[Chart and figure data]
++++
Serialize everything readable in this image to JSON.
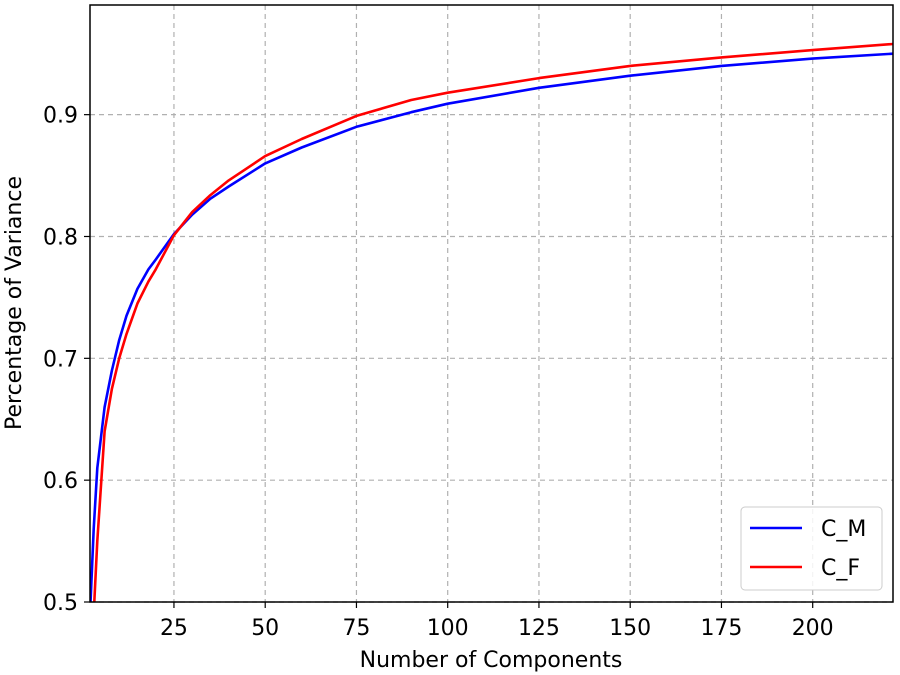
{
  "chart_data": {
    "type": "line",
    "title": "",
    "xlabel": "Number of Components",
    "ylabel": "Percentage of Variance",
    "xlim": [
      2,
      222
    ],
    "ylim": [
      0.5,
      0.99
    ],
    "xticks": [
      25,
      50,
      75,
      100,
      125,
      150,
      175,
      200
    ],
    "xtick_labels": [
      "25",
      "50",
      "75",
      "100",
      "125",
      "150",
      "175",
      "200"
    ],
    "yticks": [
      0.5,
      0.6,
      0.7,
      0.8,
      0.9
    ],
    "ytick_labels": [
      "0.5",
      "0.6",
      "0.7",
      "0.8",
      "0.9"
    ],
    "grid": true,
    "legend_position": "lower-right",
    "series": [
      {
        "name": "C_M",
        "color": "#0000ff",
        "x": [
          2,
          3,
          4,
          6,
          8,
          10,
          12,
          15,
          18,
          20,
          25,
          30,
          35,
          40,
          50,
          60,
          75,
          90,
          100,
          125,
          150,
          175,
          200,
          222
        ],
        "y": [
          0.49,
          0.56,
          0.61,
          0.66,
          0.69,
          0.715,
          0.735,
          0.757,
          0.773,
          0.781,
          0.802,
          0.818,
          0.831,
          0.841,
          0.86,
          0.873,
          0.89,
          0.902,
          0.909,
          0.922,
          0.932,
          0.94,
          0.946,
          0.95
        ]
      },
      {
        "name": "C_F",
        "color": "#ff0000",
        "x": [
          3,
          4,
          6,
          8,
          10,
          12,
          15,
          18,
          20,
          25,
          30,
          35,
          40,
          50,
          60,
          75,
          90,
          100,
          125,
          150,
          175,
          200,
          222
        ],
        "y": [
          0.49,
          0.55,
          0.64,
          0.675,
          0.7,
          0.72,
          0.745,
          0.763,
          0.773,
          0.801,
          0.82,
          0.834,
          0.846,
          0.866,
          0.88,
          0.899,
          0.912,
          0.918,
          0.93,
          0.94,
          0.947,
          0.953,
          0.958
        ]
      }
    ]
  }
}
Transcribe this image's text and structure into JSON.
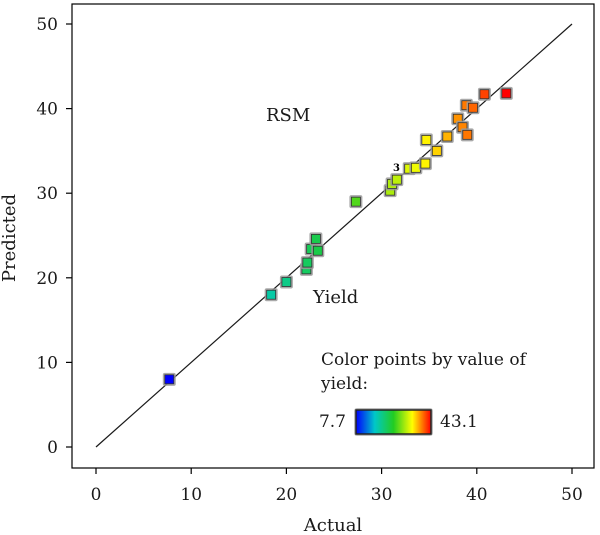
{
  "chart_data": {
    "type": "scatter",
    "xlabel": "Actual",
    "ylabel": "Predicted",
    "xlim": [
      0,
      50
    ],
    "ylim": [
      0,
      50
    ],
    "x_ticks": [
      "0",
      "10",
      "20",
      "30",
      "40",
      "50"
    ],
    "y_ticks": [
      "0",
      "10",
      "20",
      "30",
      "40",
      "50"
    ],
    "grid": false,
    "reference_line": {
      "x": [
        0,
        50
      ],
      "y": [
        0,
        50
      ]
    },
    "annotations": {
      "model": "RSM",
      "response": "Yield",
      "replicate_marker": "3"
    },
    "legend": {
      "title_line1": "Color points by value of",
      "title_line2": "yield:",
      "min_label": "7.7",
      "max_label": "43.1",
      "min": 7.7,
      "max": 43.1,
      "placement": "bottom-right"
    },
    "colorscale": [
      "#0000ff",
      "#00c8c8",
      "#22cc22",
      "#ffff00",
      "#ff0000"
    ],
    "points": [
      {
        "x": 7.7,
        "y": 8.0
      },
      {
        "x": 18.4,
        "y": 18.0
      },
      {
        "x": 20.0,
        "y": 19.5
      },
      {
        "x": 22.1,
        "y": 21.0
      },
      {
        "x": 22.2,
        "y": 21.8
      },
      {
        "x": 22.6,
        "y": 23.4
      },
      {
        "x": 23.3,
        "y": 23.2
      },
      {
        "x": 23.1,
        "y": 24.6
      },
      {
        "x": 27.3,
        "y": 29.0
      },
      {
        "x": 30.9,
        "y": 30.3
      },
      {
        "x": 31.1,
        "y": 31.1
      },
      {
        "x": 31.6,
        "y": 31.6
      },
      {
        "x": 32.9,
        "y": 32.9
      },
      {
        "x": 33.6,
        "y": 33.0
      },
      {
        "x": 34.6,
        "y": 33.5
      },
      {
        "x": 34.7,
        "y": 36.3
      },
      {
        "x": 35.8,
        "y": 35.0
      },
      {
        "x": 36.9,
        "y": 36.7
      },
      {
        "x": 38.0,
        "y": 38.8
      },
      {
        "x": 38.5,
        "y": 37.8
      },
      {
        "x": 39.0,
        "y": 36.9
      },
      {
        "x": 38.9,
        "y": 40.4
      },
      {
        "x": 39.6,
        "y": 40.1
      },
      {
        "x": 40.8,
        "y": 41.7
      },
      {
        "x": 43.1,
        "y": 41.8
      }
    ]
  }
}
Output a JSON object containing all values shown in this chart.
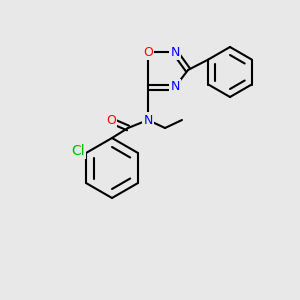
{
  "background_color": "#e8e8e8",
  "bond_color": "#000000",
  "bond_width": 1.5,
  "atom_colors": {
    "N": "#0000ff",
    "O": "#ff0000",
    "Cl": "#00bb00",
    "C": "#000000"
  },
  "font_size": 9,
  "figsize": [
    3.0,
    3.0
  ],
  "dpi": 100
}
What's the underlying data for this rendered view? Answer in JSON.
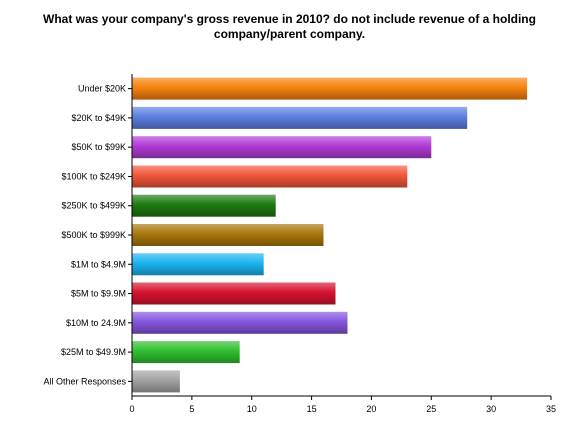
{
  "chart_data": {
    "type": "bar",
    "orientation": "horizontal",
    "title_lines": [
      "What was your company's gross revenue in 2010? do not include revenue of a holding",
      "company/parent company."
    ],
    "categories": [
      "Under $20K",
      "$20K to $49K",
      "$50K to $99K",
      "$100K to $249K",
      "$250K to $499K",
      "$500K to $999K",
      "$1M to $4.9M",
      "$5M to $9.9M",
      "$10M to 24.9M",
      "$25M to $49.9M",
      "All Other Responses"
    ],
    "values": [
      33,
      28,
      25,
      23,
      12,
      16,
      11,
      17,
      18,
      9,
      4
    ],
    "colors": [
      "#f5820e",
      "#5b7fe0",
      "#b03ad6",
      "#f2553a",
      "#1d7a10",
      "#a8760c",
      "#1ab4ef",
      "#d6122f",
      "#8655de",
      "#2fbf2f",
      "#a3a3a3"
    ],
    "xlim": [
      0,
      35
    ],
    "xticks": [
      0,
      5,
      10,
      15,
      20,
      25,
      30,
      35
    ],
    "grid": false,
    "legend": "none"
  }
}
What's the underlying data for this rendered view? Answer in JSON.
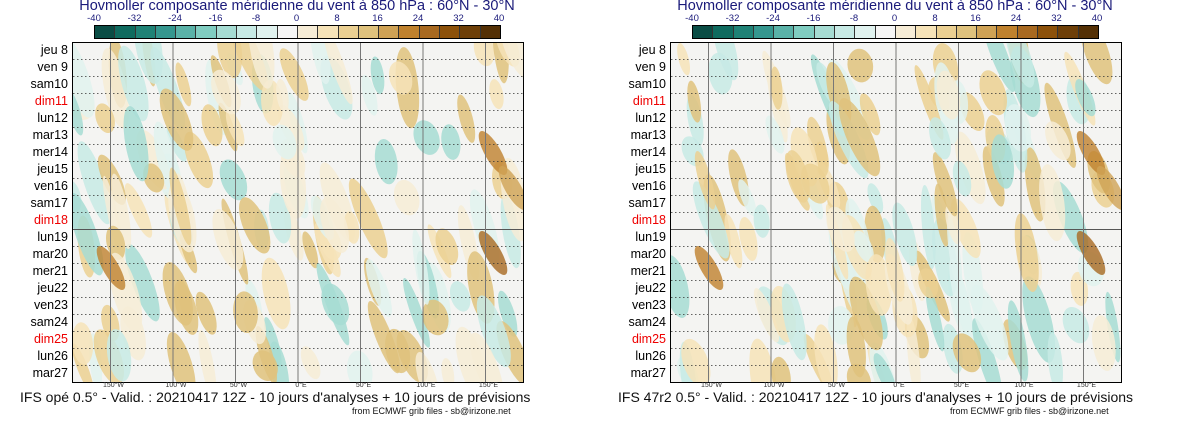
{
  "colors": [
    "#0a4d45",
    "#0f6b5f",
    "#1f8276",
    "#35978f",
    "#5ab2a8",
    "#80cdc1",
    "#a6dcd3",
    "#c7eae5",
    "#e0f2ef",
    "#f5f5f5",
    "#f6ecd6",
    "#f6e3b8",
    "#ebd092",
    "#dfc27d",
    "#cfa255",
    "#bf812d",
    "#a86920",
    "#8c510a",
    "#6e3f08",
    "#543005"
  ],
  "panels": [
    {
      "title": "Hovmoller composante méridienne du vent à 850 hPa : 60°N - 30°N",
      "footer": "IFS opé 0.5° - Valid. : 20210417 12Z - 10 jours d'analyses + 10 jours de prévisions",
      "source": "from ECMWF grib files - sb@irizone.net"
    },
    {
      "title": "Hovmoller composante méridienne du vent à 850 hPa : 60°N - 30°N",
      "footer": "IFS 47r2 0.5° - Valid. : 20210417 12Z - 10 jours d'analyses + 10 jours de prévisions",
      "source": "from ECMWF grib files - sb@irizone.net"
    }
  ],
  "chart_data": {
    "type": "heatmap",
    "title": "Hovmoller composante méridienne du vent à 850 hPa : 60°N - 30°N",
    "colorbar_ticks": [
      "-40",
      "-32",
      "-24",
      "-16",
      "-8",
      "0",
      "8",
      "16",
      "24",
      "32",
      "40"
    ],
    "colorbar_range": [
      -40,
      40
    ],
    "x_ticks": [
      "150°W",
      "100°W",
      "50°W",
      "0°E",
      "50°E",
      "100°E",
      "150°E"
    ],
    "x_values": [
      -150,
      -100,
      -50,
      0,
      50,
      100,
      150
    ],
    "y_ticks": [
      "jeu 8",
      "ven 9",
      "sam10",
      "dim11",
      "lun12",
      "mar13",
      "mer14",
      "jeu15",
      "ven16",
      "sam17",
      "dim18",
      "lun19",
      "mar20",
      "mer21",
      "jeu22",
      "ven23",
      "sam24",
      "dim25",
      "lun26",
      "mar27"
    ],
    "red_days": [
      "dim11",
      "dim18",
      "dim25"
    ],
    "analysis_forecast_split": "dim18"
  }
}
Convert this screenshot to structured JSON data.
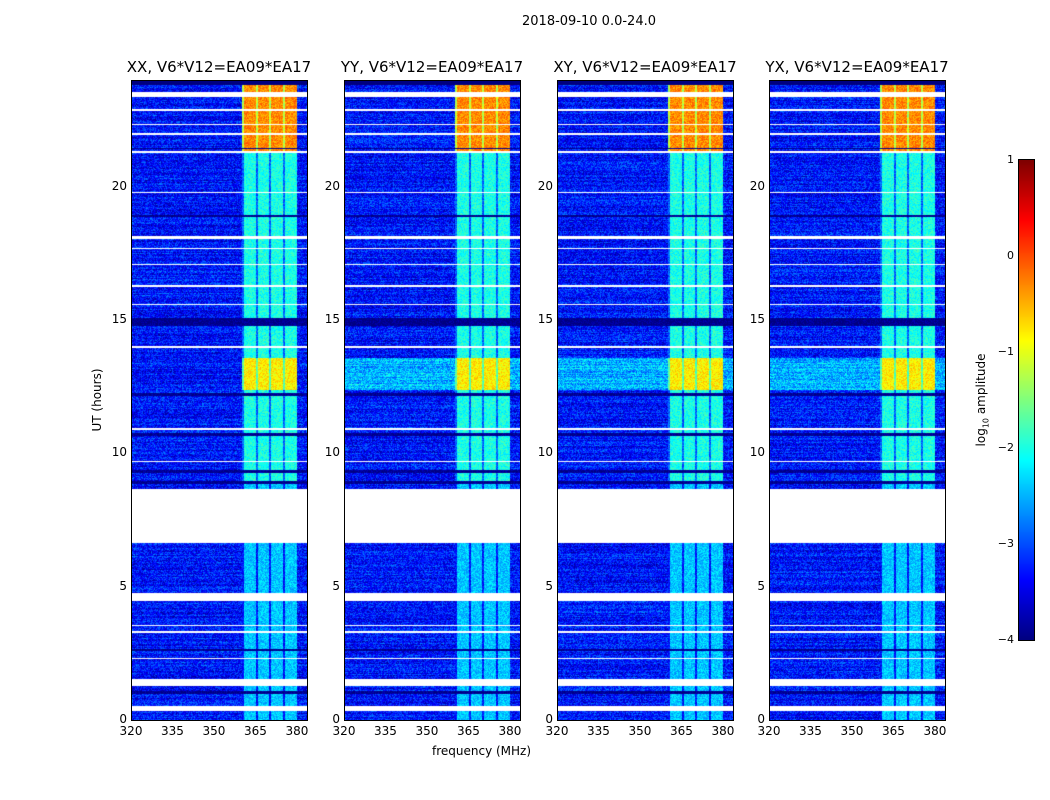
{
  "chart_data": {
    "type": "heatmap",
    "title": "2018-09-10 0.0-24.0",
    "xlabel": "frequency (MHz)",
    "ylabel": "UT (hours)",
    "xlim": [
      320,
      384
    ],
    "ylim": [
      0,
      24
    ],
    "xticks": [
      "320",
      "335",
      "350",
      "365",
      "380"
    ],
    "xtick_values": [
      320,
      335,
      350,
      365,
      380
    ],
    "yticks": [
      "0",
      "5",
      "10",
      "15",
      "20"
    ],
    "ytick_values": [
      0,
      5,
      10,
      15,
      20
    ],
    "panels": [
      {
        "title": "XX, V6*V12=EA09*EA17",
        "seed": 1
      },
      {
        "title": "YY, V6*V12=EA09*EA17",
        "seed": 2
      },
      {
        "title": "XY, V6*V12=EA09*EA17",
        "seed": 3
      },
      {
        "title": "YX, V6*V12=EA09*EA17",
        "seed": 4
      }
    ],
    "colorbar": {
      "label": "log10 amplitude",
      "label_main": "log",
      "label_sub": "10",
      "label_rest": " amplitude",
      "range": [
        -4,
        1
      ],
      "ticks": [
        "1",
        "0",
        "−1",
        "−2",
        "−3",
        "−4"
      ],
      "tick_values": [
        1,
        0,
        -1,
        -2,
        -3,
        -4
      ],
      "colormap": "jet"
    },
    "features": {
      "background_level": -3.3,
      "rfi_band_mhz": [
        360,
        380
      ],
      "rfi_level_late": -0.3,
      "rfi_level_12_13h": -0.8,
      "rfi_level_other": -2.0,
      "flagged_hours": [
        [
          0.35,
          0.55
        ],
        [
          1.3,
          1.55
        ],
        [
          2.3,
          2.35
        ],
        [
          3.3,
          3.35
        ],
        [
          3.55,
          3.6
        ],
        [
          4.5,
          4.8
        ],
        [
          6.65,
          8.7
        ],
        [
          9.7,
          9.75
        ],
        [
          10.9,
          11.0
        ],
        [
          14.0,
          14.05
        ],
        [
          15.6,
          15.65
        ],
        [
          16.3,
          16.35
        ],
        [
          17.1,
          17.15
        ],
        [
          17.7,
          17.75
        ],
        [
          18.1,
          18.2
        ],
        [
          19.8,
          19.85
        ],
        [
          21.3,
          21.4
        ],
        [
          22.0,
          22.05
        ],
        [
          22.35,
          22.4
        ],
        [
          22.9,
          22.95
        ],
        [
          23.4,
          23.6
        ]
      ],
      "dark_hours": [
        [
          1.0,
          1.1
        ],
        [
          2.6,
          2.7
        ],
        [
          8.9,
          9.0
        ],
        [
          9.3,
          9.4
        ],
        [
          10.7,
          10.8
        ],
        [
          12.2,
          12.3
        ],
        [
          14.8,
          15.1
        ],
        [
          18.9,
          19.0
        ],
        [
          21.45,
          21.5
        ],
        [
          23.9,
          24.0
        ]
      ]
    }
  }
}
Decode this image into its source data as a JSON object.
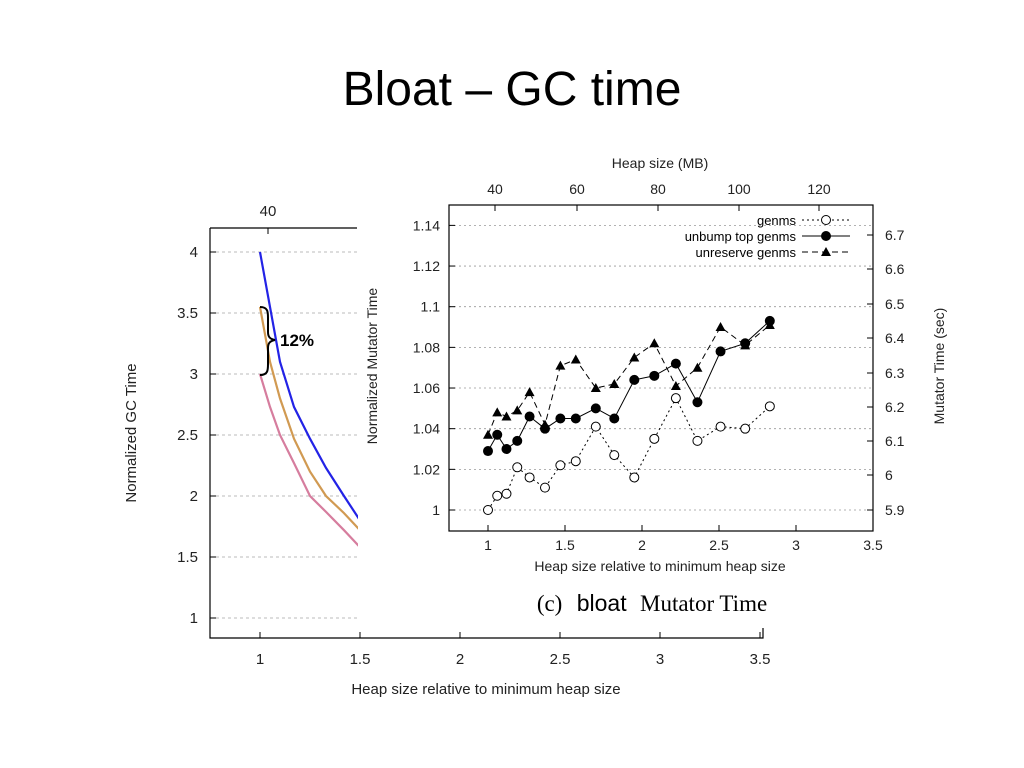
{
  "slide": {
    "title": "Bloat – GC time"
  },
  "chart_data": [
    {
      "type": "line",
      "ylabel": "Normalized GC Time",
      "xlabel": "Heap size relative to minimum heap size",
      "xlim": [
        0.75,
        3.5
      ],
      "ylim": [
        0.75,
        4.2
      ],
      "x_ticks": [
        "1",
        "1.5",
        "2",
        "2.5",
        "3",
        "3.5"
      ],
      "y_ticks": [
        "1",
        "1.5",
        "2",
        "2.5",
        "3",
        "3.5",
        "4"
      ],
      "top_ticks": [
        "40"
      ],
      "series": [
        {
          "color": "#2323e6",
          "points": [
            [
              1.0,
              4.0
            ],
            [
              1.05,
              3.55
            ],
            [
              1.1,
              3.1
            ],
            [
              1.17,
              2.73
            ],
            [
              1.25,
              2.47
            ],
            [
              1.33,
              2.23
            ],
            [
              1.42,
              2.0
            ],
            [
              1.5,
              1.8
            ]
          ]
        },
        {
          "color": "#d19a52",
          "points": [
            [
              1.0,
              3.55
            ],
            [
              1.05,
              3.1
            ],
            [
              1.1,
              2.8
            ],
            [
              1.17,
              2.47
            ],
            [
              1.25,
              2.2
            ],
            [
              1.33,
              2.0
            ],
            [
              1.42,
              1.86
            ],
            [
              1.5,
              1.72
            ]
          ]
        },
        {
          "color": "#d67d9e",
          "points": [
            [
              1.0,
              3.0
            ],
            [
              1.05,
              2.73
            ],
            [
              1.1,
              2.5
            ],
            [
              1.17,
              2.27
            ],
            [
              1.25,
              2.0
            ],
            [
              1.33,
              1.87
            ],
            [
              1.42,
              1.72
            ],
            [
              1.5,
              1.58
            ]
          ]
        }
      ],
      "annotation": {
        "text": "12%",
        "y_from": 3.0,
        "y_to": 3.55
      }
    },
    {
      "type": "line",
      "caption_prefix": "(c)",
      "caption_name": "bloat",
      "caption_suffix": "Mutator Time",
      "xlabel": "Heap size relative to minimum heap size",
      "ylabel": "Normalized Mutator Time",
      "y2label": "Mutator Time (sec)",
      "top_xlabel": "Heap size (MB)",
      "xlim": [
        0.75,
        3.5
      ],
      "ylim": [
        0.99,
        1.15
      ],
      "x_ticks": [
        "1",
        "1.5",
        "2",
        "2.5",
        "3",
        "3.5"
      ],
      "y_ticks": [
        "1",
        "1.02",
        "1.04",
        "1.06",
        "1.08",
        "1.1",
        "1.12",
        "1.14"
      ],
      "y2_ticks": [
        "5.9",
        "6",
        "6.1",
        "6.2",
        "6.3",
        "6.4",
        "6.5",
        "6.6",
        "6.7"
      ],
      "top_ticks": [
        "40",
        "60",
        "80",
        "100",
        "120"
      ],
      "grid": true,
      "legend": "top-right",
      "x": [
        1.0,
        1.06,
        1.12,
        1.19,
        1.27,
        1.37,
        1.47,
        1.57,
        1.7,
        1.82,
        1.95,
        2.08,
        2.22,
        2.36,
        2.51,
        2.67,
        2.83,
        3.0
      ],
      "series": [
        {
          "name": "genms",
          "marker": "open-circle",
          "dash": "2,3",
          "values": [
            1.0,
            1.007,
            1.008,
            1.021,
            1.016,
            1.011,
            1.022,
            1.024,
            1.041,
            1.027,
            1.016,
            1.035,
            1.055,
            1.034,
            1.041,
            1.04,
            1.051,
            null
          ]
        },
        {
          "name": "unbump top genms",
          "marker": "filled-circle",
          "dash": "",
          "values": [
            1.029,
            1.037,
            1.03,
            1.034,
            1.046,
            1.04,
            1.045,
            1.045,
            1.05,
            1.045,
            1.064,
            1.066,
            1.072,
            1.053,
            1.078,
            1.082,
            1.093,
            null
          ]
        },
        {
          "name": "unreserve genms",
          "marker": "filled-triangle",
          "dash": "6,4",
          "values": [
            1.037,
            1.048,
            1.046,
            1.049,
            1.058,
            1.042,
            1.071,
            1.074,
            1.06,
            1.062,
            1.075,
            1.082,
            1.061,
            1.07,
            1.09,
            1.081,
            1.091,
            null
          ]
        }
      ]
    }
  ]
}
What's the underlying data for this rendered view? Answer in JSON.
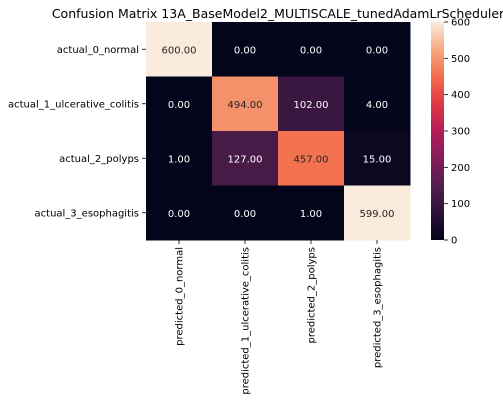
++++
■ **Set problem**
Gather up the lines that contain the word "circle".

■ **Answer for this exercise**
          "marker": "open-circle",
          "marker": "filled-circle",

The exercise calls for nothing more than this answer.